▶ **TASK ITEM**
Would you give all of the records again, exactly as they read?
"""
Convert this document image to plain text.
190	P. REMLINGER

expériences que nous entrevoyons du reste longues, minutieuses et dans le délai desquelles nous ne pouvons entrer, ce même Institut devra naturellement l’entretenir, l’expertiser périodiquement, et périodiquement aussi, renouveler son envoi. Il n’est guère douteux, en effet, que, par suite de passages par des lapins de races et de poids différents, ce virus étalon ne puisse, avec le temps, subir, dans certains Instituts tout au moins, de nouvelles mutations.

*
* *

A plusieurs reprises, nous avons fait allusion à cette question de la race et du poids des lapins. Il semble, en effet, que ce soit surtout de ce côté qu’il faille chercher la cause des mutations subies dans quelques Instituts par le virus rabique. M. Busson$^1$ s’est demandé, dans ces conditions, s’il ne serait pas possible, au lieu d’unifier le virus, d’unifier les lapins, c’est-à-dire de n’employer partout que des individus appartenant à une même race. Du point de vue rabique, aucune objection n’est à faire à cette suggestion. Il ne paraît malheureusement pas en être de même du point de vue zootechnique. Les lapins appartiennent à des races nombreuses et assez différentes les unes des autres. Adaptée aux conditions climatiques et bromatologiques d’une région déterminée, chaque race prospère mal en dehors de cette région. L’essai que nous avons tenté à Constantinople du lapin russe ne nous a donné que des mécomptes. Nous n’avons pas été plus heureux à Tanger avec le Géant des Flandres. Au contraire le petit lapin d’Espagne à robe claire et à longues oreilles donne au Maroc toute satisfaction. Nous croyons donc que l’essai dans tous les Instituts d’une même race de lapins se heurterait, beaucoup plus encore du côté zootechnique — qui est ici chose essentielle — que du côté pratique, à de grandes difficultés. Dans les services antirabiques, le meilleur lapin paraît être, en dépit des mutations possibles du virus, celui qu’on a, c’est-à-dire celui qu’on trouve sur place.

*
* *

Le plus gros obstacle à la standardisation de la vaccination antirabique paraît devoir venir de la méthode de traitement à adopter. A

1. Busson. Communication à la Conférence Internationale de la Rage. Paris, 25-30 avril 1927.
"""
▶ **EXERCISE RESPONSE**
Convert this document image to plain text.
190	P. REMLINGER

expériences que nous entrevoyons du reste longues, minutieuses et dans le délai desquelles nous ne pouvons entrer, ce même Institut devra naturellement l’entretenir, l’expertiser périodiquement, et périodiquement aussi, renouveler son envoi. Il n’est guère douteux, en effet, que, par suite de passages par des lapins de races et de poids différents, ce virus étalon ne puisse, avec le temps, subir, dans certains Instituts tout au moins, de nouvelles mutations.

*
* *

A plusieurs reprises, nous avons fait allusion à cette question de la race et du poids des lapins. Il semble, en effet, que ce soit surtout de ce côté qu’il faille chercher la cause des mutations subies dans quelques Instituts par le virus rabique. M. Busson$^1$ s’est demandé, dans ces conditions, s’il ne serait pas possible, au lieu d’unifier le virus, d’unifier les lapins, c’est-à-dire de n’employer partout que des individus appartenant à une même race. Du point de vue rabique, aucune objection n’est à faire à cette suggestion. Il ne paraît malheureusement pas en être de même du point de vue zootechnique. Les lapins appartiennent à des races nombreuses et assez différentes les unes des autres. Adaptée aux conditions climatiques et bromatologiques d’une région déterminée, chaque race prospère mal en dehors de cette région. L’essai que nous avons tenté à Constantinople du lapin russe ne nous a donné que des mécomptes. Nous n’avons pas été plus heureux à Tanger avec le Géant des Flandres. Au contraire le petit lapin d’Espagne à robe claire et à longues oreilles donne au Maroc toute satisfaction. Nous croyons donc que l’essai dans tous les Instituts d’une même race de lapins se heurterait, beaucoup plus encore du côté zootechnique — qui est ici chose essentielle — que du côté pratique, à de grandes difficultés. Dans les services antirabiques, le meilleur lapin paraît être, en dépit des mutations possibles du virus, celui qu’on a, c’est-à-dire celui qu’on trouve sur place.

*
* *

Le plus gros obstacle à la standardisation de la vaccination antirabique paraît devoir venir de la méthode de traitement à adopter. A

1. Busson. Communication à la Conférence Internationale de la Rage. Paris, 25-30 avril 1927.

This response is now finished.